▶ [WHAT THE EXERCISE ASKS] Pick out all lines of the entries that include the word "from" and copy them.

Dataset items

'''

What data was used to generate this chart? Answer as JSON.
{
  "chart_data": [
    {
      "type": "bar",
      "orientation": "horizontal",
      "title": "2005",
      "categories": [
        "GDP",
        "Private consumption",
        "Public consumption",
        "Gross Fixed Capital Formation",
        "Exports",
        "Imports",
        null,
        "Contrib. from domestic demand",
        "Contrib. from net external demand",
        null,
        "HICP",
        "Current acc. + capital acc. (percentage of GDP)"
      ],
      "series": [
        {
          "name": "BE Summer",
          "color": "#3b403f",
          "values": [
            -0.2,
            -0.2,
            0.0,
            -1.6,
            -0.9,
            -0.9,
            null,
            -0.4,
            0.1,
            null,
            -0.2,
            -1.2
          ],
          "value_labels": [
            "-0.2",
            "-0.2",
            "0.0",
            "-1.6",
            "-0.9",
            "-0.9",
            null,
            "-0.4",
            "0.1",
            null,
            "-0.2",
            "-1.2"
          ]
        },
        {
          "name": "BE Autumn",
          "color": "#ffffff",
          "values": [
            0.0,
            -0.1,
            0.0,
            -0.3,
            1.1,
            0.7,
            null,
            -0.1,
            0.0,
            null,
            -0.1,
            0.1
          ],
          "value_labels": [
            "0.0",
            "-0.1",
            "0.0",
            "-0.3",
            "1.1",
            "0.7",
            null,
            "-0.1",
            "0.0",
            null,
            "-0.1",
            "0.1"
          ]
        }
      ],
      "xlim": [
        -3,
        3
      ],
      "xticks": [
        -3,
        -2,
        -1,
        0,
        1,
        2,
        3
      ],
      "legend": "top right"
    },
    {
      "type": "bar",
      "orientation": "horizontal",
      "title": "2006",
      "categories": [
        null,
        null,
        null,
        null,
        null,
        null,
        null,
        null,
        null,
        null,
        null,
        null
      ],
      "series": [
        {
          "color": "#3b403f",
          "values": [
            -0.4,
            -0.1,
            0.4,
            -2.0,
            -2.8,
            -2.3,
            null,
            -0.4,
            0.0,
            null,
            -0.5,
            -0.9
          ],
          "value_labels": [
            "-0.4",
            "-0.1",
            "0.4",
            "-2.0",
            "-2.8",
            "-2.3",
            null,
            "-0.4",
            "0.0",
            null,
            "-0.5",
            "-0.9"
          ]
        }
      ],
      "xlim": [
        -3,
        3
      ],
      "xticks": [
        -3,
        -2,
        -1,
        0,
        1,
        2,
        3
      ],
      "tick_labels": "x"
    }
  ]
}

'''

▶ [TASK ANSWER]
        "Contrib. from domestic demand",
        "Contrib. from net external demand",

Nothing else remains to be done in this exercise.